**Exercise objective:**
Filter these entries, keeping only lines that hold the word "oggetti".

**Material provided:**
#####

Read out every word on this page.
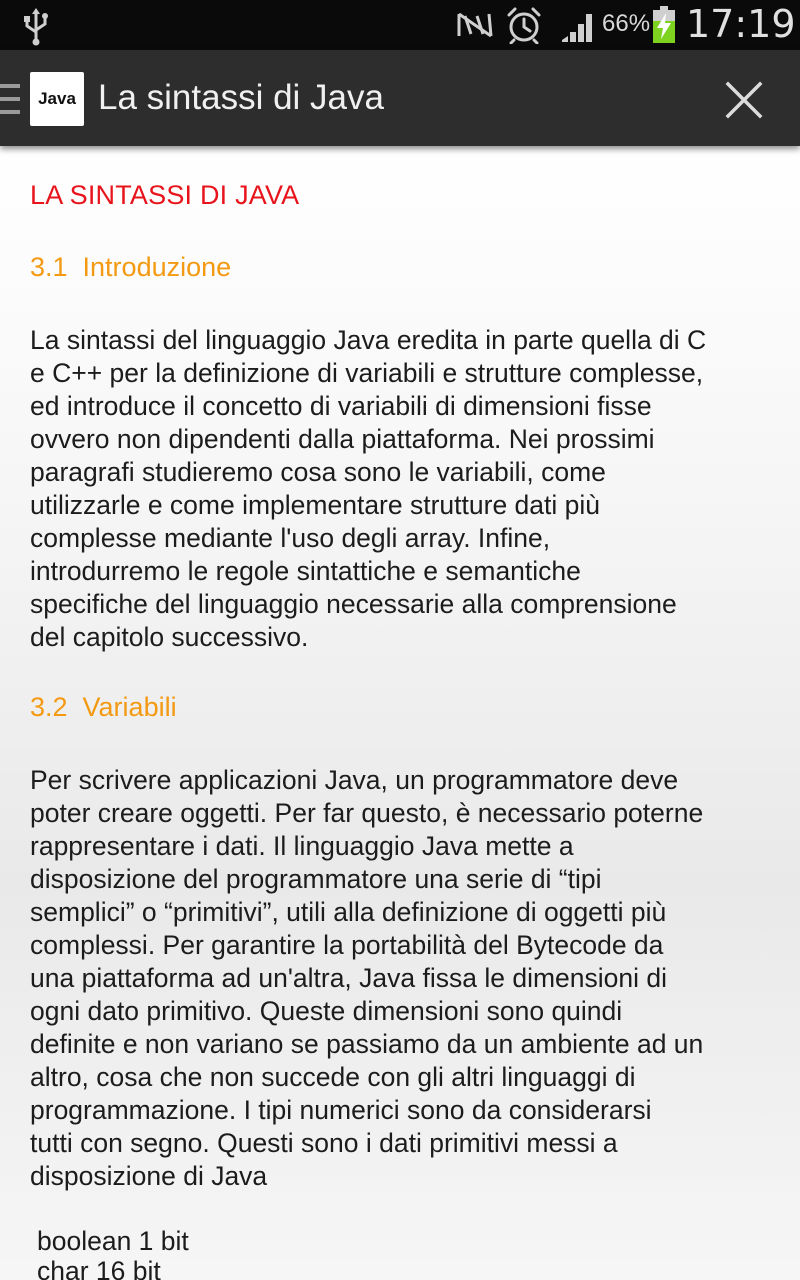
66% 17:19
Java La sintassi di Java
LA SINTASSI DI JAVA
3.1  Introduzione
La sintassi del linguaggio Java eredita in parte quella di C
e C++ per la definizione di variabili e strutture complesse,
ed introduce il concetto di variabili di dimensioni fisse
ovvero non dipendenti dalla piattaforma. Nei prossimi
paragrafi studieremo cosa sono le variabili, come
utilizzarle e come implementare strutture dati più
complesse mediante l'uso degli array. Infine,
introdurremo le regole sintattiche e semantiche
specifiche del linguaggio necessarie alla comprensione
del capitolo successivo.
3.2  Variabili
Per scrivere applicazioni Java, un programmatore deve
poter creare oggetti. Per far questo, è necessario poterne
rappresentare i dati. Il linguaggio Java mette a
disposizione del programmatore una serie di “tipi
semplici” o “primitivi”, utili alla definizione di oggetti più
complessi. Per garantire la portabilità del Bytecode da
una piattaforma ad un'altra, Java fissa le dimensioni di
ogni dato primitivo. Queste dimensioni sono quindi
definite e non variano se passiamo da un ambiente ad un
altro, cosa che non succede con gli altri linguaggi di
programmazione. I tipi numerici sono da considerarsi
tutti con segno. Questi sono i dati primitivi messi a
disposizione di Java
boolean 1 bit
char 16 bit
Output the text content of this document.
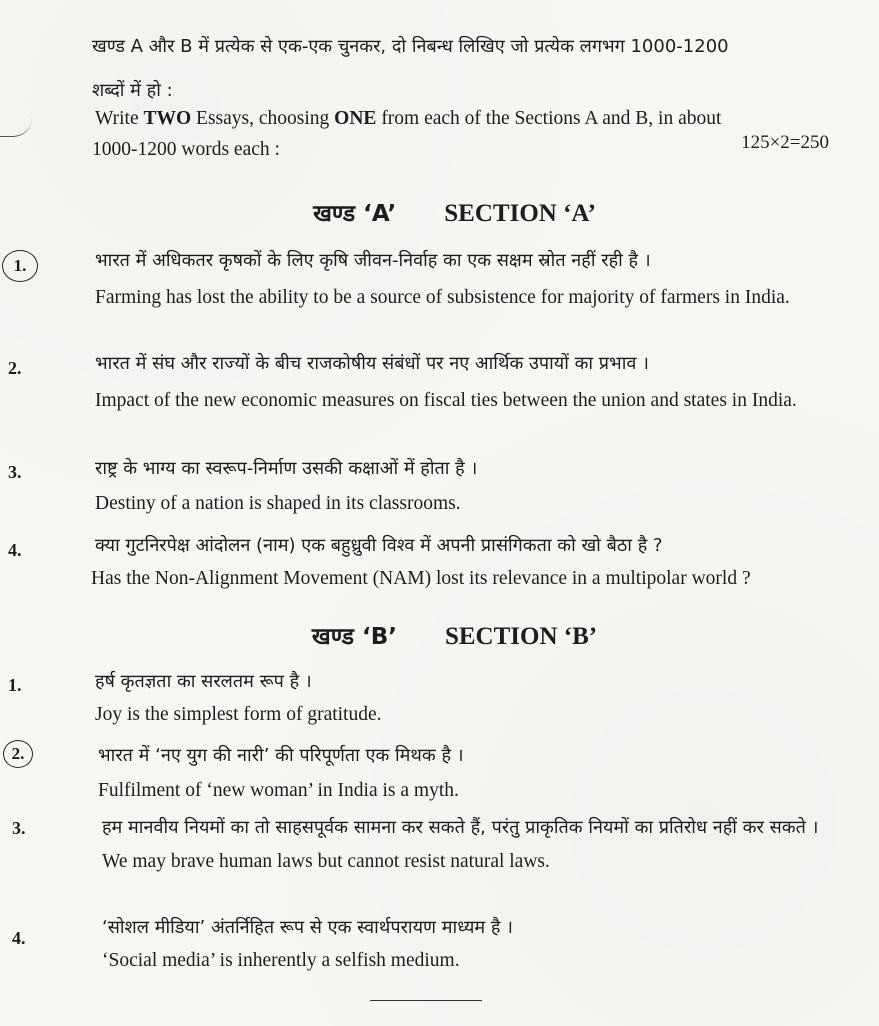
खण्ड A और B में प्रत्येक से एक-एक चुनकर, दो निबन्ध लिखिए जो प्रत्येक लगभग 1000-1200
शब्दों में हो :
Write TWO Essays, choosing ONE from each of the Sections A and B, in about
1000-1200 words each :	125×2=250
खण्ड ‘A’ SECTION ‘A’
1.	भारत में अधिकतर कृषकों के लिए कृषि जीवन-निर्वाह का एक सक्षम स्रोत नहीं रही है ।
Farming has lost the ability to be a source of subsistence for majority of farmers in India.
2.	भारत में संघ और राज्यों के बीच राजकोषीय संबंधों पर नए आर्थिक उपायों का प्रभाव ।
Impact of the new economic measures on fiscal ties between the union and states in India.
3.	राष्ट्र के भाग्य का स्वरूप-निर्माण उसकी कक्षाओं में होता है ।
Destiny of a nation is shaped in its classrooms.
4.	क्या गुटनिरपेक्ष आंदोलन (नाम) एक बहुध्रुवी विश्व में अपनी प्रासंगिकता को खो बैठा है ?
Has the Non-Alignment Movement (NAM) lost its relevance in a multipolar world ?
खण्ड ‘B’ SECTION ‘B’
1.	हर्ष कृतज्ञता का सरलतम रूप है ।
Joy is the simplest form of gratitude.
2.	भारत में ‘नए युग की नारी’ की परिपूर्णता एक मिथक है ।
Fulfilment of ‘new woman’ in India is a myth.
3.	हम मानवीय नियमों का तो साहसपूर्वक सामना कर सकते हैं, परंतु प्राकृतिक नियमों का प्रतिरोध नहीं कर सकते ।
We may brave human laws but cannot resist natural laws.
4.	‘सोशल मीडिया’ अंतर्निहित रूप से एक स्वार्थपरायण माध्यम है ।
‘Social media’ is inherently a selfish medium.
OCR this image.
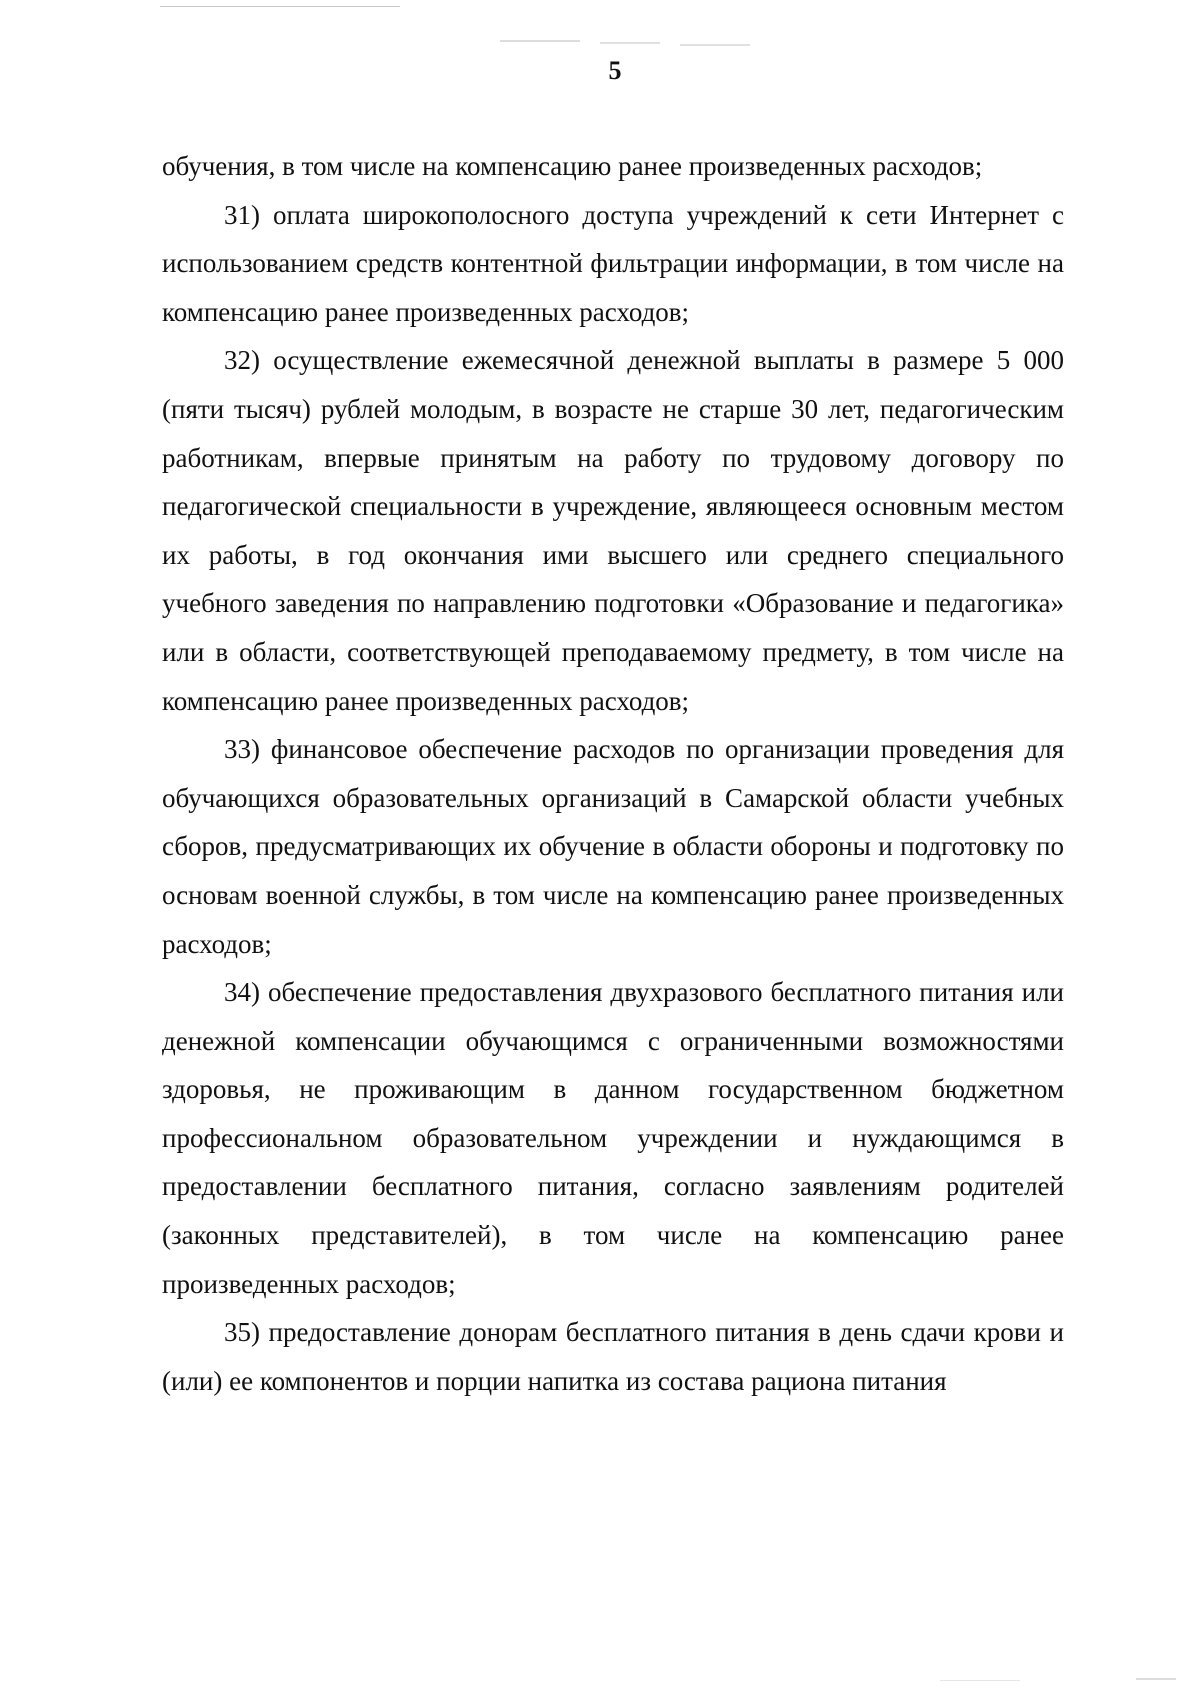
5

обучения, в том числе на компенсацию ранее произведенных расходов;

31) оплата широкополосного доступа учреждений к сети Интернет с использованием средств контентной фильтрации информации, в том числе на компенсацию ранее произведенных расходов;

32) осуществление ежемесячной денежной выплаты в размере 5 000 (пяти тысяч) рублей молодым, в возрасте не старше 30 лет, педагогическим работникам, впервые принятым на работу по трудовому договору по педагогической специальности в учреждение, являющееся основным местом их работы, в год окончания ими высшего или среднего специального учебного заведения по направлению подготовки «Образование и педагогика» или в области, соответствующей преподаваемому предмету, в том числе на компенсацию ранее произведенных расходов;

33) финансовое обеспечение расходов по организации проведения для обучающихся образовательных организаций в Самарской области учебных сборов, предусматривающих их обучение в области обороны и подготовку по основам военной службы, в том числе на компенсацию ранее произведенных расходов;

34) обеспечение предоставления двухразового бесплатного питания или денежной компенсации обучающимся с ограниченными возможностями здоровья, не проживающим в данном государственном бюджетном профессиональном образовательном учреждении и нуждающимся в предоставлении бесплатного питания, согласно заявлениям родителей (законных представителей), в том числе на компенсацию ранее произведенных расходов;

35) предоставление донорам бесплатного питания в день сдачи крови и (или) ее компонентов и порции напитка из состава рациона питания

#####

**Answer to this task:**
poter creare oggetti. Per far questo, è necessario poterne
semplici” o “primitivi”, utili alla definizione di oggetti più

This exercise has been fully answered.